- _Written instruction_
Here are some records; quote them exactly, leaving out the pictures.

- _Supplied data_
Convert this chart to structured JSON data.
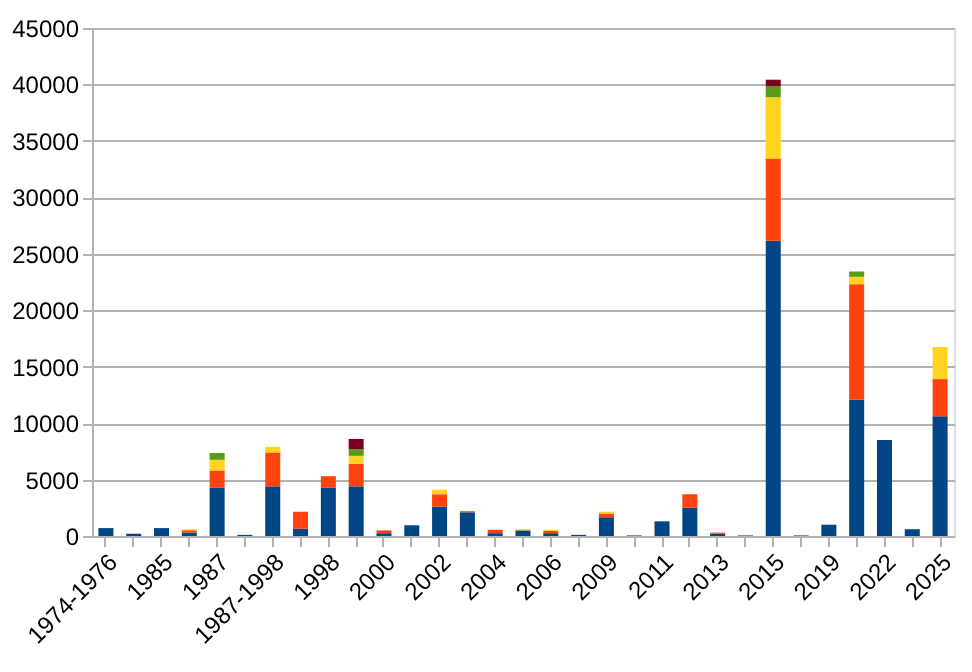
{
  "chart_data": {
    "type": "bar",
    "stacked": true,
    "grid": "y",
    "categories": [
      "1974-1976",
      null,
      "1985",
      null,
      "1987",
      null,
      "1987-1998",
      null,
      "1998",
      null,
      "2000",
      null,
      "2002",
      null,
      "2004",
      null,
      "2006",
      null,
      "2009",
      null,
      "2011",
      null,
      "2013",
      null,
      "2015",
      null,
      "2019",
      null,
      "2022",
      null,
      "2025"
    ],
    "ylim": [
      0,
      45000
    ],
    "yticks": [
      0,
      5000,
      10000,
      15000,
      20000,
      25000,
      30000,
      35000,
      40000,
      45000
    ],
    "series": [
      {
        "color": "#004586",
        "values": [
          700,
          200,
          700,
          300,
          4300,
          100,
          4400,
          650,
          4300,
          4400,
          250,
          950,
          2600,
          2100,
          250,
          500,
          250,
          100,
          1650,
          50,
          1300,
          2500,
          200,
          50,
          26150,
          50,
          1000,
          12070,
          8500,
          600,
          10600
        ]
      },
      {
        "color": "#ff420e",
        "values": [
          null,
          null,
          null,
          200,
          1500,
          null,
          3000,
          1500,
          1000,
          2000,
          250,
          null,
          1100,
          100,
          300,
          null,
          200,
          null,
          350,
          null,
          null,
          1200,
          100,
          null,
          7280,
          null,
          null,
          10240,
          null,
          null,
          3300
        ]
      },
      {
        "color": "#ffd320",
        "values": [
          null,
          null,
          null,
          100,
          950,
          null,
          500,
          null,
          null,
          700,
          null,
          null,
          400,
          null,
          null,
          100,
          100,
          null,
          150,
          null,
          null,
          null,
          null,
          null,
          5440,
          null,
          null,
          650,
          null,
          null,
          2840
        ]
      },
      {
        "color": "#579d1c",
        "values": [
          null,
          null,
          null,
          null,
          600,
          null,
          null,
          null,
          null,
          600,
          null,
          null,
          null,
          null,
          null,
          null,
          null,
          null,
          null,
          null,
          null,
          null,
          null,
          null,
          950,
          null,
          null,
          470,
          null,
          null,
          null
        ]
      },
      {
        "color": "#7e0021",
        "values": [
          null,
          null,
          null,
          null,
          null,
          null,
          null,
          null,
          null,
          900,
          null,
          null,
          null,
          null,
          null,
          null,
          null,
          null,
          null,
          null,
          null,
          null,
          null,
          null,
          600,
          null,
          null,
          null,
          null,
          null,
          null
        ]
      }
    ]
  }
}
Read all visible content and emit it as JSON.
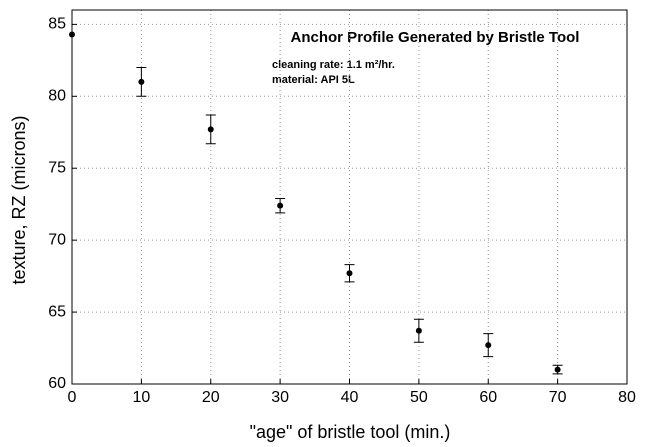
{
  "chart_data": {
    "type": "scatter",
    "title": "Anchor Profile Generated by Bristle Tool",
    "annotations": [
      "cleaning rate: 1.1 m²/hr.",
      "material: API 5L"
    ],
    "xlabel": "\"age\" of bristle tool (min.)",
    "ylabel": "texture, RZ (microns)",
    "x": [
      0,
      10,
      20,
      30,
      40,
      50,
      60,
      70
    ],
    "values": [
      84.3,
      81,
      77.7,
      72.4,
      67.7,
      63.7,
      62.7,
      61
    ],
    "errors": [
      0,
      1,
      1,
      0.5,
      0.6,
      0.8,
      0.8,
      0.3
    ],
    "color": "#000000",
    "xlim": [
      0,
      80
    ],
    "xticks": [
      0,
      10,
      20,
      30,
      40,
      50,
      60,
      70,
      80
    ],
    "ylim": [
      60,
      86
    ],
    "yticks": [
      60,
      65,
      70,
      75,
      80,
      85
    ],
    "grid": true
  }
}
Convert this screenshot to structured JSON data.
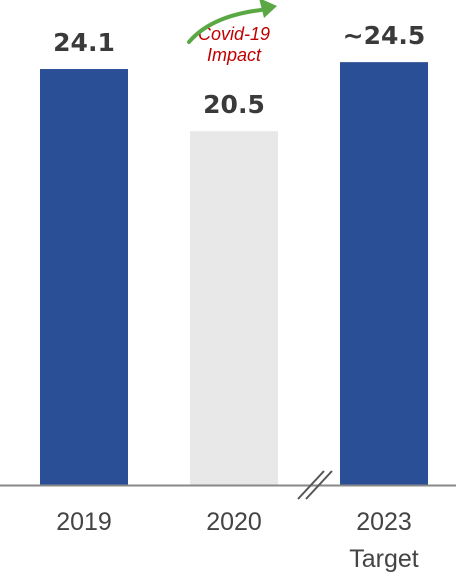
{
  "chart_data": {
    "type": "bar",
    "categories": [
      [
        "2019"
      ],
      [
        "2020"
      ],
      [
        "2023",
        "Target"
      ]
    ],
    "values": [
      24.1,
      20.5,
      24.5
    ],
    "value_labels": [
      "24.1",
      "20.5",
      "~24.5"
    ],
    "annotations": [
      {
        "category_index": 1,
        "text": [
          "Covid-19",
          "Impact"
        ]
      }
    ],
    "axis_break_between": [
      1,
      2
    ],
    "trend_arrow": {
      "from": 1,
      "to": 2
    },
    "title": "",
    "xlabel": "",
    "ylabel": "",
    "grid": false,
    "colors": {
      "primary_bar": "#2a4f97",
      "highlight_bar": "#e8e8e8",
      "arrow": "#5aa844",
      "annotation": "#c00000",
      "axis": "#888888",
      "value_text": "#3a3a3a",
      "category_text": "#444444"
    },
    "bar_styles": [
      "primary",
      "highlight",
      "primary"
    ]
  }
}
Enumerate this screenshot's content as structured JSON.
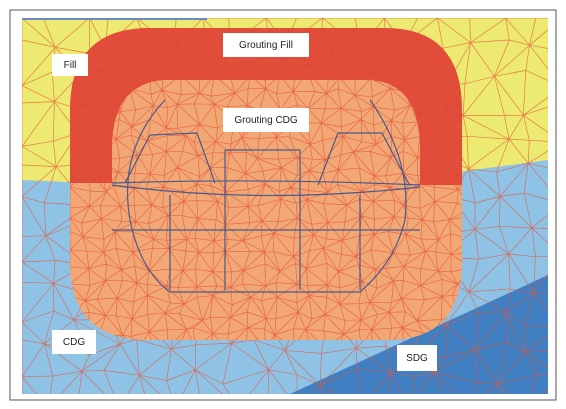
{
  "labels": {
    "grouting_fill": "Grouting Fill",
    "grouting_cdg": "Grouting CDG",
    "fill": "Fill",
    "cdg": "CDG",
    "sdg": "SDG"
  },
  "colors": {
    "fill_layer": "#ecea70",
    "cdg_layer": "#8ec3e6",
    "sdg_layer": "#3f7fc2",
    "grouting_fill": "#e04b3a",
    "grouting_cdg": "#f2a875",
    "mesh_line": "#e6553c",
    "structure_line": "#4a5a8a"
  }
}
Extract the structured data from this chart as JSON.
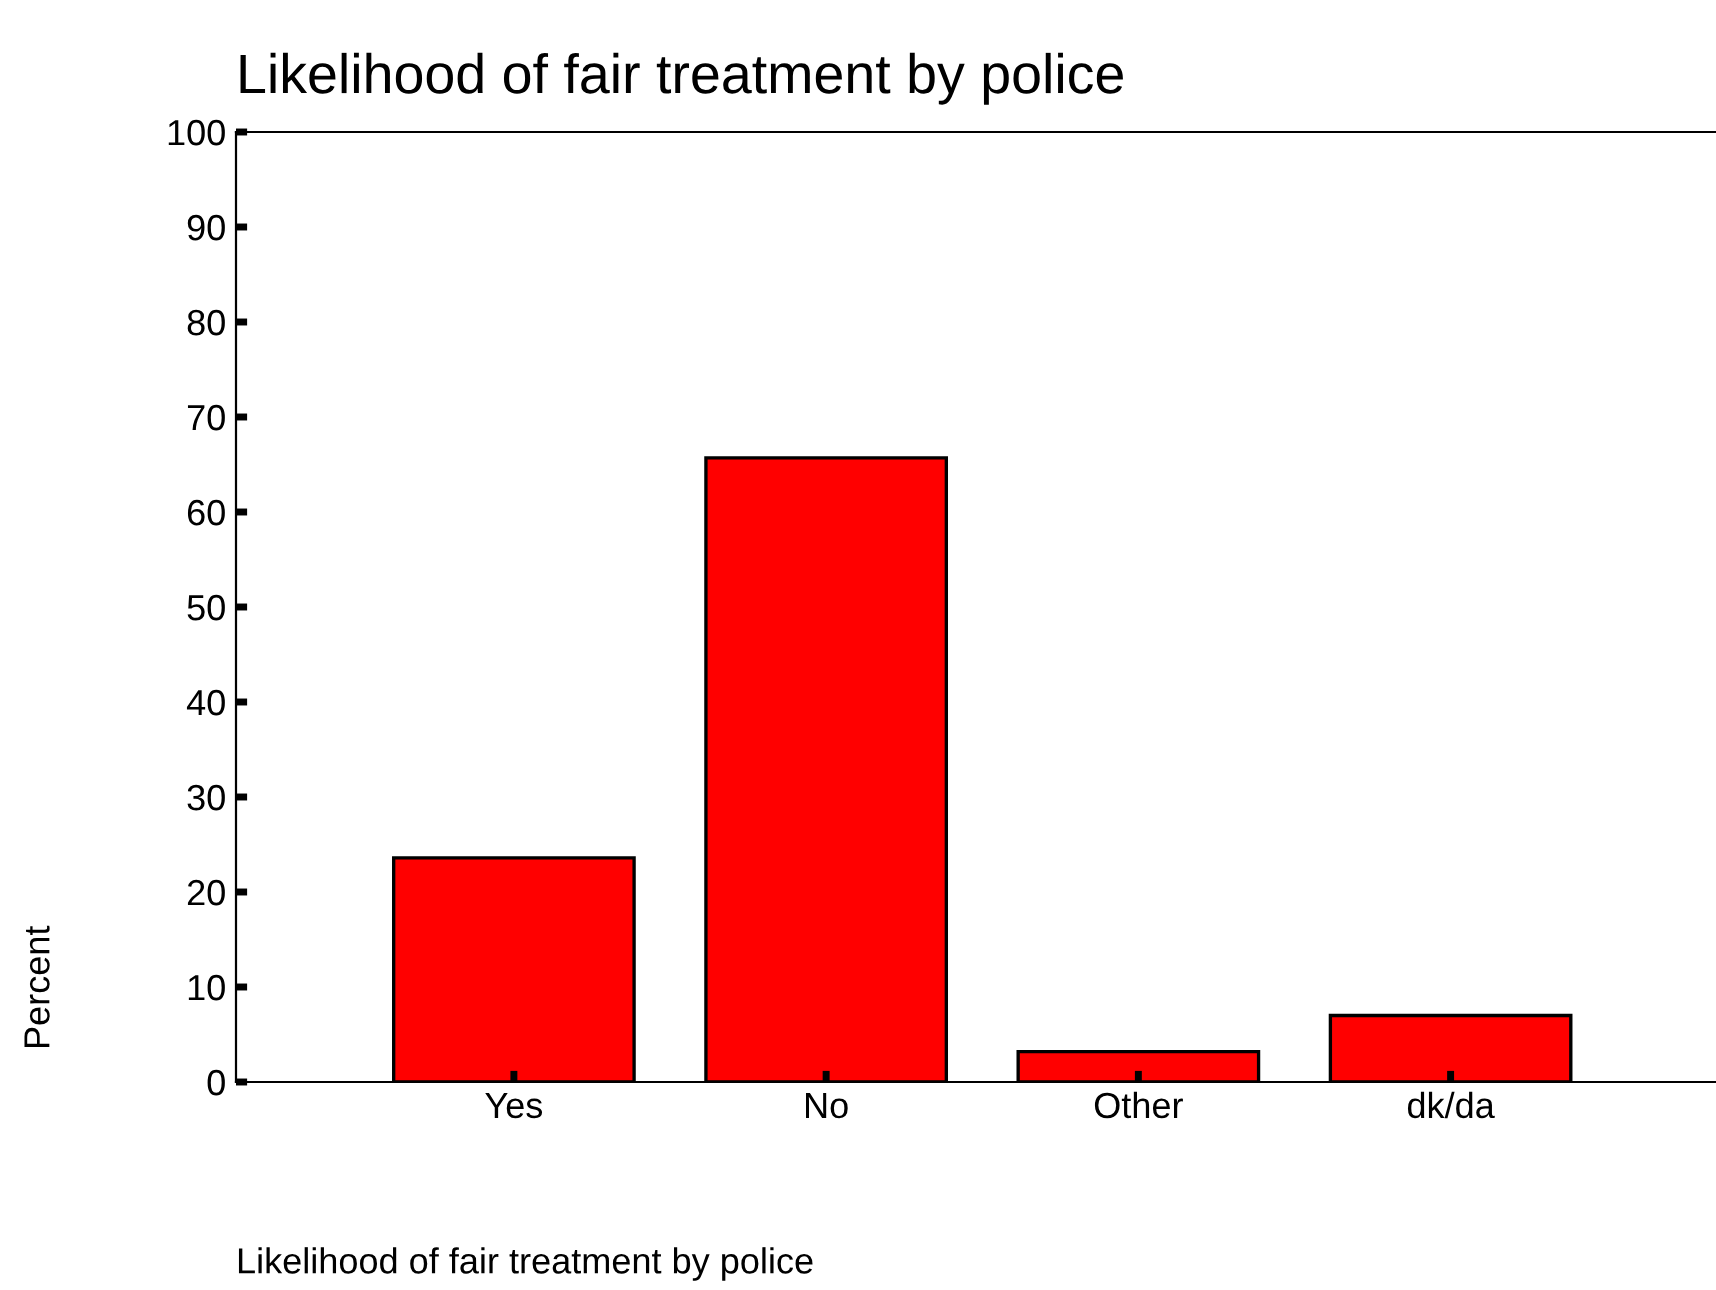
{
  "chart_data": {
    "type": "bar",
    "title": "Likelihood of fair treatment by police",
    "xlabel": "Likelihood of fair treatment by police",
    "ylabel": "Percent",
    "categories": [
      "Yes",
      "No",
      "Other",
      "dk/da"
    ],
    "values": [
      23.6,
      65.7,
      3.2,
      7.0
    ],
    "color": "#ff0000",
    "ylim": [
      0,
      100
    ],
    "yticks": [
      0,
      10,
      20,
      30,
      40,
      50,
      60,
      70,
      80,
      90,
      100
    ],
    "grid": false,
    "legend": false
  }
}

- _Written answer_
Convert this chart to structured JSON data.
{
  "chart_data": {
    "type": "bar",
    "stacked": true,
    "grid": "y",
    "categories": [
      "1974-1976",
      null,
      "1985",
      null,
      "1987",
      null,
      "1987-1998",
      null,
      "1998",
      null,
      "2000",
      null,
      "2002",
      null,
      "2004",
      null,
      "2006",
      null,
      "2009",
      null,
      "2011",
      null,
      "2013",
      null,
      "2015",
      null,
      "2019",
      null,
      "2022",
      null,
      "2025"
    ],
    "ylim": [
      0,
      45000
    ],
    "yticks": [
      0,
      5000,
      10000,
      15000,
      20000,
      25000,
      30000,
      35000,
      40000,
      45000
    ],
    "series": [
      {
        "color": "#004586",
        "values": [
          700,
          200,
          700,
          300,
          4300,
          100,
          4400,
          650,
          4300,
          4400,
          250,
          950,
          2600,
          2100,
          250,
          500,
          250,
          100,
          1650,
          50,
          1300,
          2500,
          200,
          50,
          26150,
          50,
          1000,
          12070,
          8500,
          600,
          10600
        ]
      },
      {
        "color": "#ff420e",
        "values": [
          null,
          null,
          null,
          200,
          1500,
          null,
          3000,
          1500,
          1000,
          2000,
          250,
          null,
          1100,
          100,
          300,
          null,
          200,
          null,
          350,
          null,
          null,
          1200,
          100,
          null,
          7280,
          null,
          null,
          10240,
          null,
          null,
          3300
        ]
      },
      {
        "color": "#ffd320",
        "values": [
          null,
          null,
          null,
          100,
          950,
          null,
          500,
          null,
          null,
          700,
          null,
          null,
          400,
          null,
          null,
          100,
          100,
          null,
          150,
          null,
          null,
          null,
          null,
          null,
          5440,
          null,
          null,
          650,
          null,
          null,
          2840
        ]
      },
      {
        "color": "#579d1c",
        "values": [
          null,
          null,
          null,
          null,
          600,
          null,
          null,
          null,
          null,
          600,
          null,
          null,
          null,
          null,
          null,
          null,
          null,
          null,
          null,
          null,
          null,
          null,
          null,
          null,
          950,
          null,
          null,
          470,
          null,
          null,
          null
        ]
      },
      {
        "color": "#7e0021",
        "values": [
          null,
          null,
          null,
          null,
          null,
          null,
          null,
          null,
          null,
          900,
          null,
          null,
          null,
          null,
          null,
          null,
          null,
          null,
          null,
          null,
          null,
          null,
          null,
          null,
          600,
          null,
          null,
          null,
          null,
          null,
          null
        ]
      }
    ]
  }
}
Read all visible content and emit it as JSON.
{
  "chart_data": {
    "type": "scatter",
    "title": "Anchor Profile Generated by Bristle Tool",
    "annotations": [
      "cleaning rate: 1.1 m²/hr.",
      "material: API 5L"
    ],
    "xlabel": "\"age\" of bristle tool (min.)",
    "ylabel": "texture, RZ (microns)",
    "x": [
      0,
      10,
      20,
      30,
      40,
      50,
      60,
      70
    ],
    "values": [
      84.3,
      81,
      77.7,
      72.4,
      67.7,
      63.7,
      62.7,
      61
    ],
    "errors": [
      0,
      1,
      1,
      0.5,
      0.6,
      0.8,
      0.8,
      0.3
    ],
    "color": "#000000",
    "xlim": [
      0,
      80
    ],
    "xticks": [
      0,
      10,
      20,
      30,
      40,
      50,
      60,
      70,
      80
    ],
    "ylim": [
      60,
      86
    ],
    "yticks": [
      60,
      65,
      70,
      75,
      80,
      85
    ],
    "grid": true
  }
}
Convert this screenshot to structured JSON data.
{
  "chart_data": {
    "type": "bar",
    "categories": [
      [
        "2019"
      ],
      [
        "2020"
      ],
      [
        "2023",
        "Target"
      ]
    ],
    "values": [
      24.1,
      20.5,
      24.5
    ],
    "value_labels": [
      "24.1",
      "20.5",
      "~24.5"
    ],
    "annotations": [
      {
        "category_index": 1,
        "text": [
          "Covid-19",
          "Impact"
        ]
      }
    ],
    "axis_break_between": [
      1,
      2
    ],
    "trend_arrow": {
      "from": 1,
      "to": 2
    },
    "title": "",
    "xlabel": "",
    "ylabel": "",
    "grid": false,
    "colors": {
      "primary_bar": "#2a4f97",
      "highlight_bar": "#e8e8e8",
      "arrow": "#5aa844",
      "annotation": "#c00000",
      "axis": "#888888",
      "value_text": "#3a3a3a",
      "category_text": "#444444"
    },
    "bar_styles": [
      "primary",
      "highlight",
      "primary"
    ]
  }
}
Enumerate this screenshot's content as structured JSON.
{
  "labels": {
    "grouting_fill": "Grouting Fill",
    "grouting_cdg": "Grouting CDG",
    "fill": "Fill",
    "cdg": "CDG",
    "sdg": "SDG"
  },
  "colors": {
    "fill_layer": "#ecea70",
    "cdg_layer": "#8ec3e6",
    "sdg_layer": "#3f7fc2",
    "grouting_fill": "#e04b3a",
    "grouting_cdg": "#f2a875",
    "mesh_line": "#e6553c",
    "structure_line": "#4a5a8a"
  }
}
Extract the structured data from this chart as JSON.
{
  "chart_data": {
    "type": "bar",
    "title": "Likelihood of fair treatment by police",
    "xlabel": "Likelihood of fair treatment by police",
    "ylabel": "Percent",
    "categories": [
      "Yes",
      "No",
      "Other",
      "dk/da"
    ],
    "values": [
      23.6,
      65.7,
      3.2,
      7.0
    ],
    "color": "#ff0000",
    "ylim": [
      0,
      100
    ],
    "yticks": [
      0,
      10,
      20,
      30,
      40,
      50,
      60,
      70,
      80,
      90,
      100
    ],
    "grid": false,
    "legend": false
  }
}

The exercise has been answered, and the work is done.